--- start of Extract to read ---

Additional funding provided by... And viewers like you, thank you.
- In this edition of The Art Show, an artist unifies the community through art.
(lively instrumental music) Using reclaimed wood to make beautiful music.
(lively instrumental music) And an artist opens a new conversation on history.
(lively instrumental music) It's all ahead on this edition of, The Art Show.
(lively instrumental music) (lively instrumental music) Hi, I'm Rodney Veal and welcome to The Art Show, where each week we provide access to local, regional and national artists and arts organizations.
Artist Jes McMillan fell in love with mosaics and community murals.
Her work is meant to serve the Dayton region and beyond through collaboration to create large-scale works of art.
Here's her story.
- I am a mosaic artist and I have grown up all around Dayton.
At age 16 I made my first mosaic on a piece of two by four, two feet by four feet plywood from the neighbor's garage.
I went to school at the Art Institute of Pittsburgh and after graduating there, I moved home to Dayton.
Right after that, I met Jerri Stanard of the K12 Gallery and began my journey of turning that process of me creating my own mosaic work into teaching and leading the community to create the work.
I left K12 to found the Mosaic Institute of Greater Dayton to become my vehicle for doing good in the community of Dayton.
I have always had a special place for Dayton in my heart.
It's hard to really describe, I guess many of us Daytonians feel this way about our city.
We have an incredible energy and a movement especially in the arts.
Being an artist activist with the ability to lead a large scale collaborative artwork has made me realize that it's my responsibility to serve my community with my special gifts.
And so I definitely feel a call to be here and to unify my community, my people that I live with every day and experience life with.
The Downtown Dayton Partnership offered its first Art in the City Grant, which we were very lucky to receive.
So we proposed a 12 foot wide by nine foot tall gem, a multi-colored gem that would be created by all the Daytonians in the city that would come out during Art in the City.
And that that finished gem would go onto the sidewalk outside of the entrance to the Dayton Arcade, which is the beating heart of our arts community.
And so we had this great day of unity in our city and then the following night, a terrible tragedy, the shooting in the Oregon District.
We were called probably about seven hours after the shooting and asked what could we do?
What could we provide to bring the community together as a way of healing?
What type of collaborative project could we offer?
And we instantly started working on it.
What does that look like?
How can we do this?
The day before in Art in the City, we had just led our largest collaborative piece, the gem and over a thousand participants walked up to us that day.
And so coming off of that unity and now what do we offer again to this public to bring people together.
We designed the nine doves porcelain mosaic, it was created as a permanent memorial.
Our part is creating the ability for people to come and to heal.
And with this mosaic we have designed it to where all nine doves have been created ahead of time and so those pieces are finished and as participants come up to the mosaic, they can connect with those nine doves representing each of the victims that we lost.
I think that art has the ability, creation has the ability to open us up and maybe even connect where we can feel and love ourselves and give ourselves room for expression and room to feel those feelings and to process.
It can be used to empower.
Art is essential, it is a part of all of us.
We put in a proposal for creating games in the sidewalks in a neighborhood that had no public parks, no green space for the kids to play.
So we proposed creating interactive games all in the sidewalk in the neighborhood to engage them and give them something to do.
So the best part about the project is that we went into Kettering Middle School and created a 29 foot hopscotch with over 80 7th graders.
So you have this giant hopscotch that is a beehive and it has eight games in it.

--- end of Extract to read ---

[Instruction A] Find each line of the listing that contains the string "ticks", treating uppercase and lowercase as different, and copy those lines.

--- start of The data ---

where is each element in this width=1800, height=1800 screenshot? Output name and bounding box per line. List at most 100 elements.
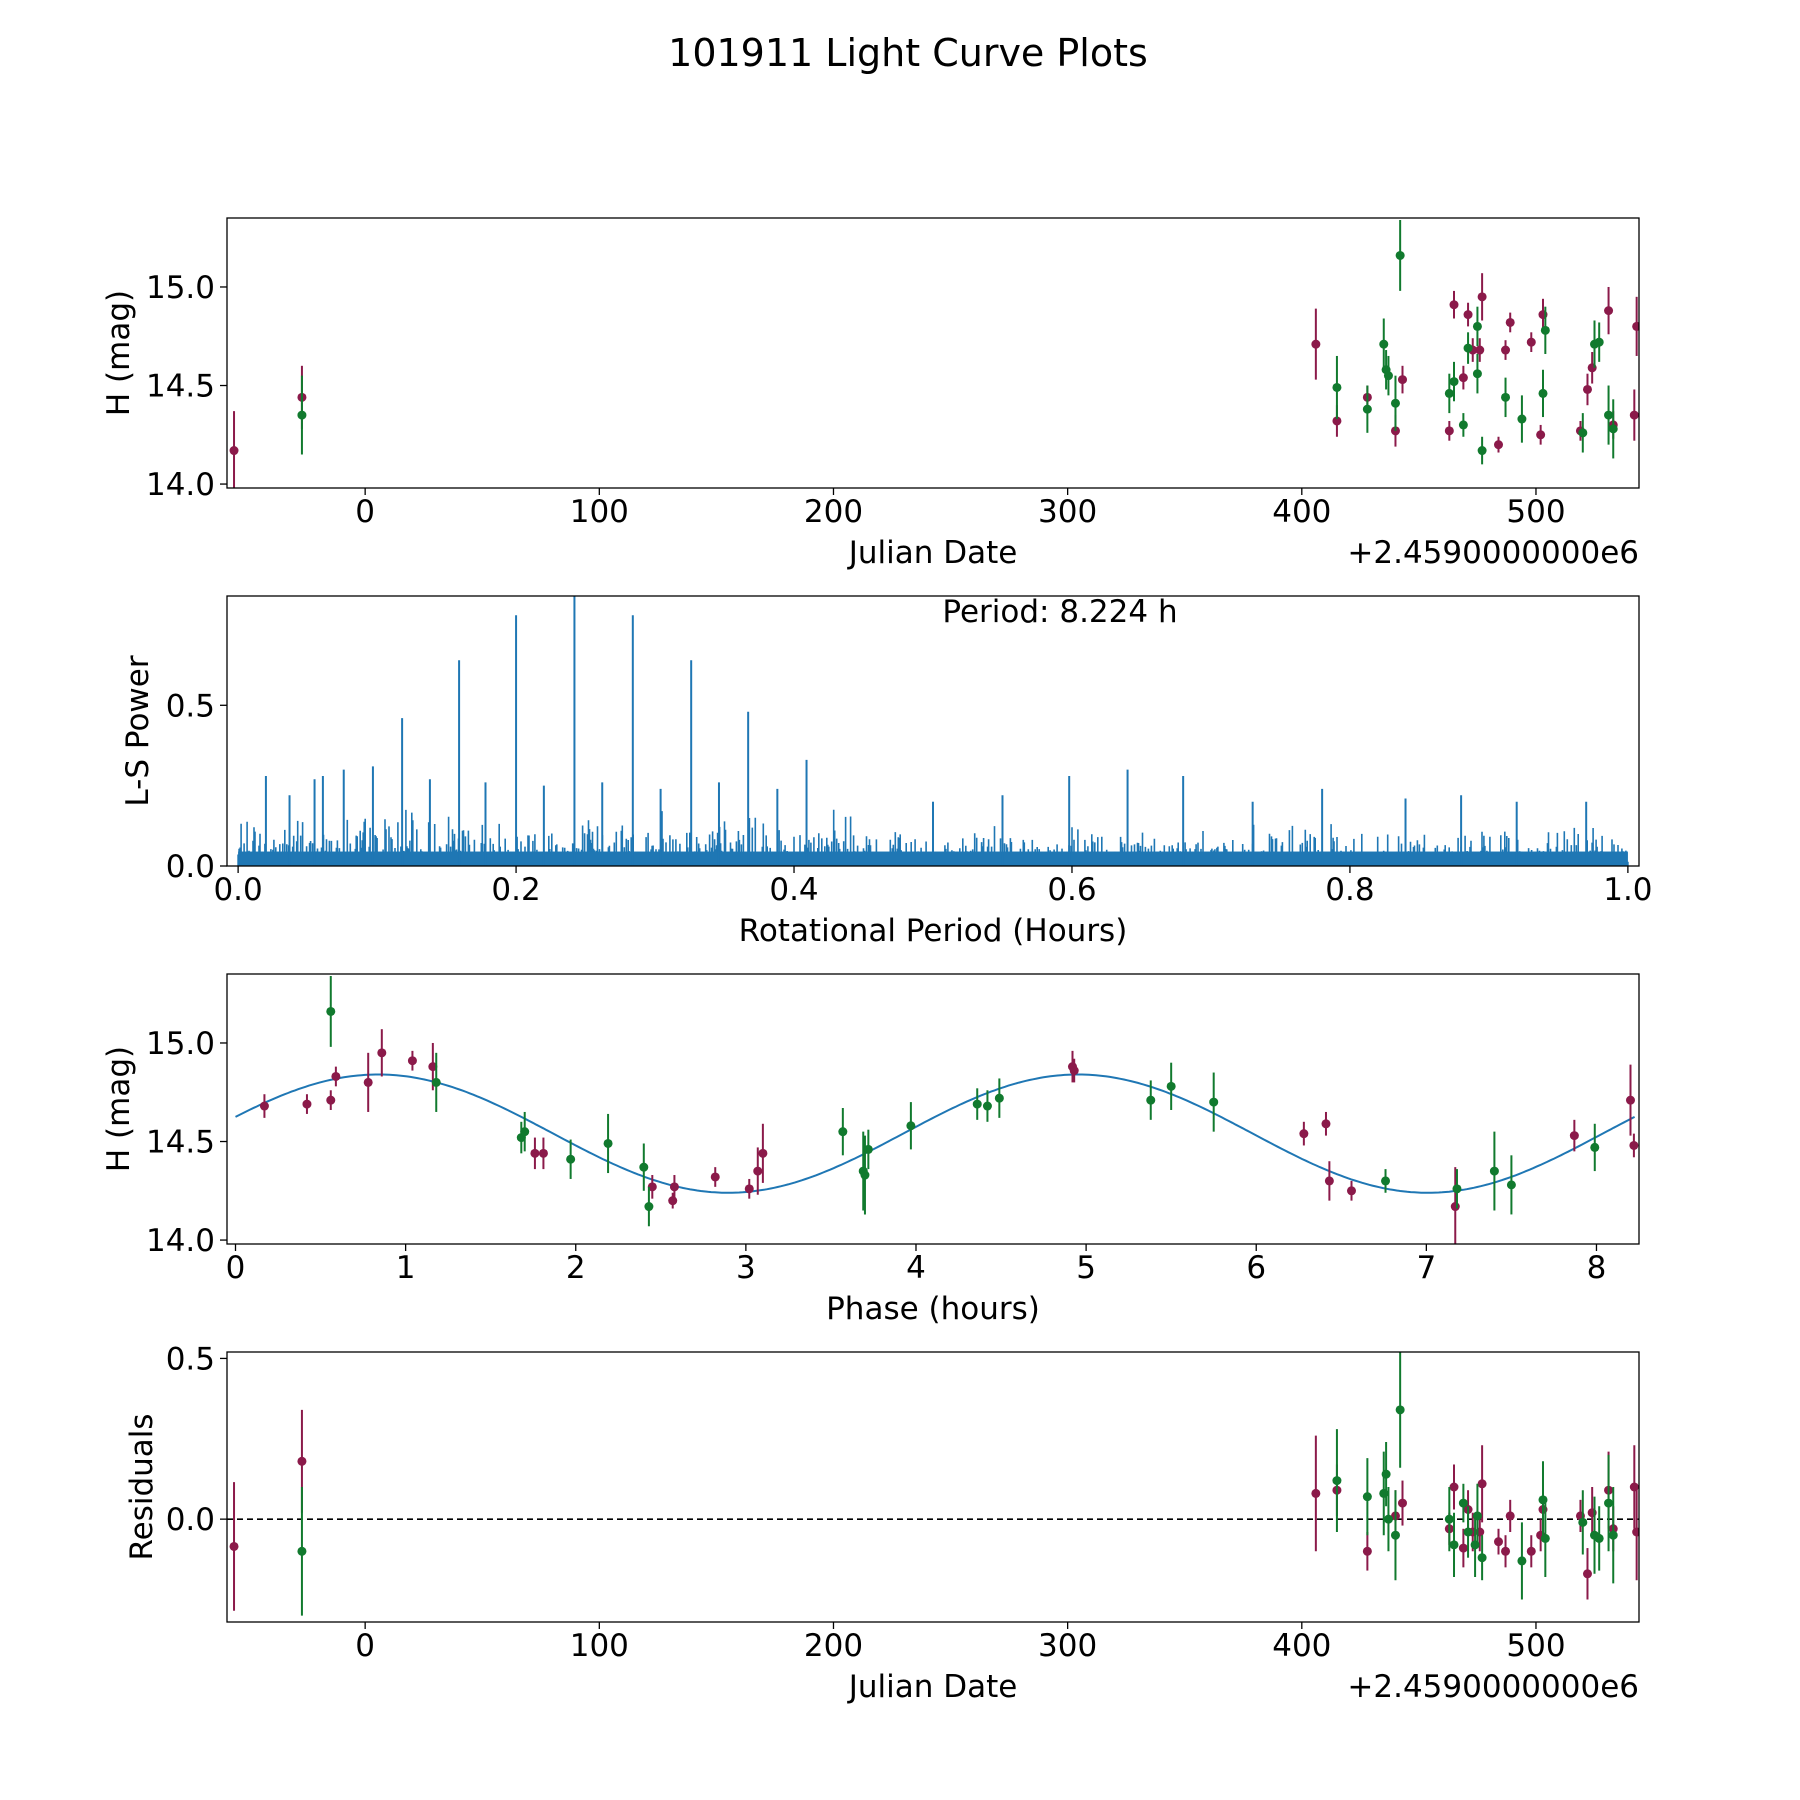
periodogram-xtick-label: 1.0 [1603, 872, 1652, 908]
data-point-g [297, 410, 307, 420]
data-point-r [744, 1184, 754, 1194]
residuals-xtick-label: 100 [570, 1628, 629, 1664]
lightcurve-ticks: 0 100 200 300 400 500 14.0 14.5 15.0 [146, 270, 1566, 530]
data-point-g [1381, 1176, 1391, 1186]
data-point-g [1477, 446, 1487, 456]
residuals-offset-text: +2.4590000000e6 [1347, 1669, 1639, 1705]
residuals-ticks: 0 100 200 300 400 500 0.0 0.5 [166, 1341, 1566, 1664]
data-point-r [1494, 1537, 1504, 1547]
data-point-g [1470, 1540, 1480, 1550]
data-point-r [1321, 1119, 1331, 1129]
data-point-g [1390, 1530, 1400, 1540]
data-point-g [1463, 343, 1473, 353]
phased-x-label: Phase (hours) [826, 1291, 1040, 1327]
data-point-r [1477, 1479, 1487, 1489]
data-point-g [863, 1144, 873, 1154]
data-point-r [428, 1062, 438, 1072]
phased-y-label: H (mag) [101, 1046, 137, 1172]
lightcurve-axes-frame [226, 217, 1640, 489]
data-point-r [753, 1166, 763, 1176]
data-point-g [297, 1546, 307, 1556]
lightcurve-xtick-label: 100 [570, 494, 629, 530]
data-point-g [982, 1101, 992, 1111]
periodogram-y-label: L-S Power [120, 655, 156, 806]
phased-xtick-label: 1 [396, 1250, 416, 1286]
data-point-g [1540, 1533, 1550, 1543]
data-point-g [1538, 388, 1548, 398]
lightcurve-xtick-label: 500 [1506, 494, 1565, 530]
lightcurve-y-label: H (mag) [101, 290, 137, 416]
data-point-r [1069, 1066, 1079, 1076]
data-point-r [1458, 373, 1468, 383]
lightcurve-xtick-label: 200 [804, 494, 863, 530]
data-point-g [1472, 321, 1482, 331]
phased-axes-frame [226, 973, 1640, 1245]
data-point-g [1590, 1142, 1600, 1152]
residuals-xtick-label: 500 [1506, 1628, 1565, 1664]
residuals-x-label: Julian Date [847, 1669, 1018, 1705]
lightcurve-ytick-label: 14.0 [146, 467, 215, 503]
residuals-ytick-label: 0.0 [166, 1502, 215, 1538]
phased-xtick-label: 2 [566, 1250, 586, 1286]
periodogram-xtick-label: 0.4 [769, 872, 818, 908]
data-point-g [972, 1099, 982, 1109]
data-point-r [1475, 345, 1485, 355]
data-point-r [1494, 440, 1504, 450]
data-point-g [1540, 325, 1550, 335]
data-point-g [1477, 1553, 1487, 1563]
periodogram-xtick-label: 0.2 [491, 872, 540, 908]
data-point-g [1362, 404, 1372, 414]
data-point-r [1632, 1527, 1639, 1537]
data-point-r [1449, 300, 1459, 310]
data-point-r [229, 446, 239, 456]
periodogram-ticks: 0.0 0.2 0.4 0.6 0.8 1.0 0.0 0.5 [166, 688, 1653, 908]
periodogram-panel: 0.0 0.2 0.4 0.6 0.8 1.0 0.0 0.5 Period: 8.224 h… [120, 594, 1653, 949]
data-point-g [1390, 398, 1400, 408]
model-fit-curve [235, 1073, 1636, 1194]
lightcurve-xtick-label: 400 [1272, 494, 1331, 530]
phased-xtick-label: 8 [1587, 1250, 1607, 1286]
data-point-r [1449, 1482, 1459, 1492]
residuals-xtick-label: 300 [1038, 1628, 1097, 1664]
figure-title: 101911 Light Curve Plots [668, 31, 1148, 75]
data-point-g [566, 1154, 576, 1164]
data-point-r [297, 1456, 307, 1466]
data-point-r [1332, 416, 1342, 426]
data-point-r [302, 1099, 312, 1109]
lightcurve-x-label: Julian Date [847, 535, 1018, 571]
data-point-r [1463, 310, 1473, 320]
data-point-g [1395, 250, 1405, 260]
data-point-g [906, 1121, 916, 1131]
period-annotation: Period: 8.224 h [942, 594, 1177, 630]
periodogram-ytick-label: 0.0 [166, 849, 215, 885]
data-point-r [710, 1172, 720, 1182]
data-point-r [1505, 317, 1515, 327]
data-point-r [1526, 1546, 1536, 1556]
data-point-g [838, 1127, 848, 1137]
data-point-g [1517, 414, 1527, 424]
lightcurve-panel: 0 100 200 300 400 500 14.0 14.5 15.0 Julian Date… [101, 217, 1640, 571]
data-point-g [644, 1202, 654, 1212]
data-point-g [1444, 1514, 1454, 1524]
data-point-g [639, 1162, 649, 1172]
data-point-r [1632, 321, 1639, 331]
data-point-g [1449, 1540, 1459, 1550]
residuals-y-label: Residuals [124, 1413, 160, 1560]
data-point-g [1501, 392, 1511, 402]
data-point-g [520, 1127, 530, 1137]
periodogram-xtick-label: 0.8 [1325, 872, 1374, 908]
data-point-r [1604, 306, 1614, 316]
data-point-r [363, 1077, 373, 1087]
residuals-panel: 0 100 200 300 400 500 0.0 0.5 Julian Date Resid… [124, 1341, 1640, 1705]
data-point-g [1379, 339, 1389, 349]
data-point-r [1458, 1543, 1468, 1553]
data-point-r [1362, 1546, 1372, 1556]
data-point-r [1477, 292, 1487, 302]
data-point-g [1332, 1476, 1342, 1486]
phased-xtick-label: 6 [1246, 1250, 1266, 1286]
data-point-r [1311, 1488, 1321, 1498]
phased-xtick-label: 4 [906, 1250, 926, 1286]
data-point-r [1501, 345, 1511, 355]
periodogram-xtick-label: 0.6 [1047, 872, 1096, 908]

--- end of The data ---

[Instruction B] Reproduce the transcript from "We designed the" up to and including "of all of us.", changing "nine doves" to "nine birds" wherever it occurs in that span.

[Output A]
lightcurve-ticks: 0 100 200 300 400 500 14.0 14.5 15.0 [146, 270, 1566, 530]
residuals-ticks: 0 100 200 300 400 500 0.0 0.5 [166, 1341, 1566, 1664]
periodogram-ticks: 0.0 0.2 0.4 0.6 0.8 1.0 0.0 0.5 [166, 688, 1653, 908]

[Output B]
We designed the nine birds porcelain mosaic, it was created as a permanent memorial.
Our part is creating the ability for people to come and to heal.
And with this mosaic we have designed it to where all nine birds have been created ahead of time and so those pieces are finished and as participants come up to the mosaic, they can connect with those nine birds representing each of the victims that we lost.
I think that art has the ability, creation has the ability to open us up and maybe even connect where we can feel and love ourselves and give ourselves room for expression and room to feel those feelings and to process.
It can be used to empower.
Art is essential, it is a part of all of us.